▸ Task statement: Read the lines below. Copy out any that hold the string "Thee".

▸ Data for this task:
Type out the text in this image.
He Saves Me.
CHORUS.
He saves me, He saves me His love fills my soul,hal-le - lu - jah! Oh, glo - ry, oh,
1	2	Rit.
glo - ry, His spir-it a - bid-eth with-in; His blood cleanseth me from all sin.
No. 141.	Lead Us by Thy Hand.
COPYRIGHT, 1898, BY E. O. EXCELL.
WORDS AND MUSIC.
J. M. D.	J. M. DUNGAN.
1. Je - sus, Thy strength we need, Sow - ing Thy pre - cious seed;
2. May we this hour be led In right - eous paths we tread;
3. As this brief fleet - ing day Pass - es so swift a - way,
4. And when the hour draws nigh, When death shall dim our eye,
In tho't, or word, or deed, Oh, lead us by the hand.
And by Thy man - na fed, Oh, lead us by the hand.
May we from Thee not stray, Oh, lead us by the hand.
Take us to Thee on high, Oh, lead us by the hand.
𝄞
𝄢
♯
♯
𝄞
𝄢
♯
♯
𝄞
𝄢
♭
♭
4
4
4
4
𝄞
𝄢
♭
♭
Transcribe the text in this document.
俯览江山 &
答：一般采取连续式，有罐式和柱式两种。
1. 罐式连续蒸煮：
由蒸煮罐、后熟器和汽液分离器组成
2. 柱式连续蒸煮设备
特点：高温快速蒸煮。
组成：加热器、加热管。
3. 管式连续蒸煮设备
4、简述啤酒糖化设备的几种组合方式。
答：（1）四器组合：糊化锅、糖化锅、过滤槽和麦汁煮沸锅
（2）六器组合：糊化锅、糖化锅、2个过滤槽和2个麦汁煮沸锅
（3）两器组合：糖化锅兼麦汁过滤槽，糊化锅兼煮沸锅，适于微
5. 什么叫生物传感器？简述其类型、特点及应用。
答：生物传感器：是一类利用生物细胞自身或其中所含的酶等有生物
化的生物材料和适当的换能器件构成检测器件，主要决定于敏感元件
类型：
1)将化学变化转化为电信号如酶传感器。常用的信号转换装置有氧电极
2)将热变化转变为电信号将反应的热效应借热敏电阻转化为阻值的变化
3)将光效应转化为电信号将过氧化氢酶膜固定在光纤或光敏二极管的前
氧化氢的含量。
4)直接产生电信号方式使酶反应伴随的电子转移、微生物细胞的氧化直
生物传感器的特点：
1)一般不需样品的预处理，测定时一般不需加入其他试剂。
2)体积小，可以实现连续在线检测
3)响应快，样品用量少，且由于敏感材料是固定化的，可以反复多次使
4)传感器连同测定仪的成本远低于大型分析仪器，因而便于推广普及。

▸ Finished task:
May we from Thee not stray, Oh, lead us by the hand.
Take us to Thee on high, Oh, lead us by the hand.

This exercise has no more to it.